(What this task involves):
Work through the data below and give the number of lines holding "Formette", nothing more.

(Dataset entries):
# # #

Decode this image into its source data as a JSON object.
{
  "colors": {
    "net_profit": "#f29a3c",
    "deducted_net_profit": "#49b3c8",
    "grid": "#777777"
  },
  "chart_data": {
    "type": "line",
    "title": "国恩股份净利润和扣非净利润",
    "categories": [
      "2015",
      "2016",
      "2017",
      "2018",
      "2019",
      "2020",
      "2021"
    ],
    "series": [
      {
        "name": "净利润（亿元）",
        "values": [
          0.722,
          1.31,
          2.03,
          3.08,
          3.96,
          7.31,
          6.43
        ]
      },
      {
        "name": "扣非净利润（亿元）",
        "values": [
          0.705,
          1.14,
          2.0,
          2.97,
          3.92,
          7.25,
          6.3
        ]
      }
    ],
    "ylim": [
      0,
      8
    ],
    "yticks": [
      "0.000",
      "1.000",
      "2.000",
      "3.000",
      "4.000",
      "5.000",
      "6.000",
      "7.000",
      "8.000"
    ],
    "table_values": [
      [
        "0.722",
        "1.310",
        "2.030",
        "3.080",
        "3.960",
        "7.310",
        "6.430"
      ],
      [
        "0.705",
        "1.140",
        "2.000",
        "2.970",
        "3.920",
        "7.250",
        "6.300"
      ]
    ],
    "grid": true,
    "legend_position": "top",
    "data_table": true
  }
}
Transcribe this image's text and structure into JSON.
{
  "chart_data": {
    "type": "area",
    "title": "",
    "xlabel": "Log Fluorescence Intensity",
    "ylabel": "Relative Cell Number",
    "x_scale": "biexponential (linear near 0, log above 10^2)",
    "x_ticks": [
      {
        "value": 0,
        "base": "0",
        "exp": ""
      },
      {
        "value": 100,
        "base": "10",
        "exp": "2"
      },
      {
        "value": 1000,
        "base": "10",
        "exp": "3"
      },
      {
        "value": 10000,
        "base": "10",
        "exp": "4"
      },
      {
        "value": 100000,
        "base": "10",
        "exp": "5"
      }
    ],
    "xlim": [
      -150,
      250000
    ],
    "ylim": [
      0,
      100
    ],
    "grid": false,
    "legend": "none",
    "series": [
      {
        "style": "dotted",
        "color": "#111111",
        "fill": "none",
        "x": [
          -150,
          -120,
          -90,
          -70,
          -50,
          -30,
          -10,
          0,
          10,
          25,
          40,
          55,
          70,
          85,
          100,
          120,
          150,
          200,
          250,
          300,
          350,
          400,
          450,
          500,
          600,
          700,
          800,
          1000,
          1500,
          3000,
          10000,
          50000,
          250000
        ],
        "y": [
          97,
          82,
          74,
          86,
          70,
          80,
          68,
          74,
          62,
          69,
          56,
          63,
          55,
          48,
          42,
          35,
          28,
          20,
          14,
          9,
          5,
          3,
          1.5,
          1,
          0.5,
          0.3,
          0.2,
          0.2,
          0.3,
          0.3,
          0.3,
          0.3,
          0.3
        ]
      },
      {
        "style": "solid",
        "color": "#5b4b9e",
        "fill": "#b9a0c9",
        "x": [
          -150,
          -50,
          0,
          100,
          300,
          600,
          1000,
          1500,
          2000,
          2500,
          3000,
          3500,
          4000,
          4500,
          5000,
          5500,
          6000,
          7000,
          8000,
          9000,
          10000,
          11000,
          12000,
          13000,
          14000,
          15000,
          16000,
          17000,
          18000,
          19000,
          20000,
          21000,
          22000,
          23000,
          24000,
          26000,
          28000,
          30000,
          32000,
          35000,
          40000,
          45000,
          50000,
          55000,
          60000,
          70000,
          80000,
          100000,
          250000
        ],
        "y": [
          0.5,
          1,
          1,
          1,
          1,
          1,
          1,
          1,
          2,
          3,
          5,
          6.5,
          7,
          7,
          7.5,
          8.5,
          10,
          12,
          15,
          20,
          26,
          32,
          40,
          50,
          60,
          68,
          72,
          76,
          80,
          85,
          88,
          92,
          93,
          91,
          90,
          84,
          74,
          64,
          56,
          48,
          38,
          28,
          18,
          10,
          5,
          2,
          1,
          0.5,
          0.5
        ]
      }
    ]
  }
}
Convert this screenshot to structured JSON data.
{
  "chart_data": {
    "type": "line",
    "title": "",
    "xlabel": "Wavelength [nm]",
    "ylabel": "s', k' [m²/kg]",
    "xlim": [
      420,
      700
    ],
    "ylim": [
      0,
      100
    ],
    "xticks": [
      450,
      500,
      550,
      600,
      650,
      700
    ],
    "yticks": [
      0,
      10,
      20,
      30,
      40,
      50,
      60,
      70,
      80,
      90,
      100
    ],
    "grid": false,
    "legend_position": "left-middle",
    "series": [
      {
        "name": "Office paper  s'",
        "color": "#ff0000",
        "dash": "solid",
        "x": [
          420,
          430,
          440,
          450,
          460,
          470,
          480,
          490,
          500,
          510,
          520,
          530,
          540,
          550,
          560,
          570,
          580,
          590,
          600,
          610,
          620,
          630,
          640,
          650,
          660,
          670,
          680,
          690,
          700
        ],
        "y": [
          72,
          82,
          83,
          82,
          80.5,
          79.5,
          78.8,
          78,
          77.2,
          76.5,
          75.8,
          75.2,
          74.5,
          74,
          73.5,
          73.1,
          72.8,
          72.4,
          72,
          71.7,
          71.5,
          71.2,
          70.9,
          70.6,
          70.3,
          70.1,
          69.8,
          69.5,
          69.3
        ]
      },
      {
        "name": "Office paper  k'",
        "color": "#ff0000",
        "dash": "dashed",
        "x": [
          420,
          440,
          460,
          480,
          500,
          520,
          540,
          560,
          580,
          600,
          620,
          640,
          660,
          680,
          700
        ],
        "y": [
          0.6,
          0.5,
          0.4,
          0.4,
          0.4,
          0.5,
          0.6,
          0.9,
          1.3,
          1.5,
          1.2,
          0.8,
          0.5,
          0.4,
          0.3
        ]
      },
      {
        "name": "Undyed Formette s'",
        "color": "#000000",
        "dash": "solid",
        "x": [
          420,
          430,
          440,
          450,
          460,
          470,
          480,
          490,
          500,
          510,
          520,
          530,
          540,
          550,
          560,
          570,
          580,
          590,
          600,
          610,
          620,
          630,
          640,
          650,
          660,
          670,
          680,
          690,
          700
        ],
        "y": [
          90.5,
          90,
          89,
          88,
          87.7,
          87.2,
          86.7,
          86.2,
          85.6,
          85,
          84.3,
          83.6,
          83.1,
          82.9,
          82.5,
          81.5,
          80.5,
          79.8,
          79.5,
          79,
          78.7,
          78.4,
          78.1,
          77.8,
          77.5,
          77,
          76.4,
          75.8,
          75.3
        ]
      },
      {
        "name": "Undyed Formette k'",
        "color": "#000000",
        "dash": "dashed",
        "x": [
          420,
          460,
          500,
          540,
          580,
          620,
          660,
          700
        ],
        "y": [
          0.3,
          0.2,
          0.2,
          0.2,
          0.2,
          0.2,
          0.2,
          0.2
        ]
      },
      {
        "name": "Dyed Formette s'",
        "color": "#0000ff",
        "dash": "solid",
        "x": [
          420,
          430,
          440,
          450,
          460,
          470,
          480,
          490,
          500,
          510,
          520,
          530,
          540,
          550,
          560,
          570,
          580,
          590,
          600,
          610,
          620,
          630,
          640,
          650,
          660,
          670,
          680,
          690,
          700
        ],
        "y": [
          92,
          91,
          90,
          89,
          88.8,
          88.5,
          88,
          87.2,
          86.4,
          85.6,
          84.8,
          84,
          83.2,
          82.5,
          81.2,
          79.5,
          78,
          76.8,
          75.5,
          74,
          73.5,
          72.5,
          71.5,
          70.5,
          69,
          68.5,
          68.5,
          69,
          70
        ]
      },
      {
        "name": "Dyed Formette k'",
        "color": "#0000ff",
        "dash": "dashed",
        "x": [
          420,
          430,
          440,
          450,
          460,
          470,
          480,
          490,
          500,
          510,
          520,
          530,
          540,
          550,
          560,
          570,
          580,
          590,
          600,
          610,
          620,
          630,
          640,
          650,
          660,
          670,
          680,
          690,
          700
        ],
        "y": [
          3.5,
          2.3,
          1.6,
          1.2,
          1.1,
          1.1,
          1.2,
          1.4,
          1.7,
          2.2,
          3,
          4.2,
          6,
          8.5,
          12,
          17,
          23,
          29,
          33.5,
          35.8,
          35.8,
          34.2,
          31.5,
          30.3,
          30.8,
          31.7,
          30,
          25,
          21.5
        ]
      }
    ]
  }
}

# # #

(Final result):
4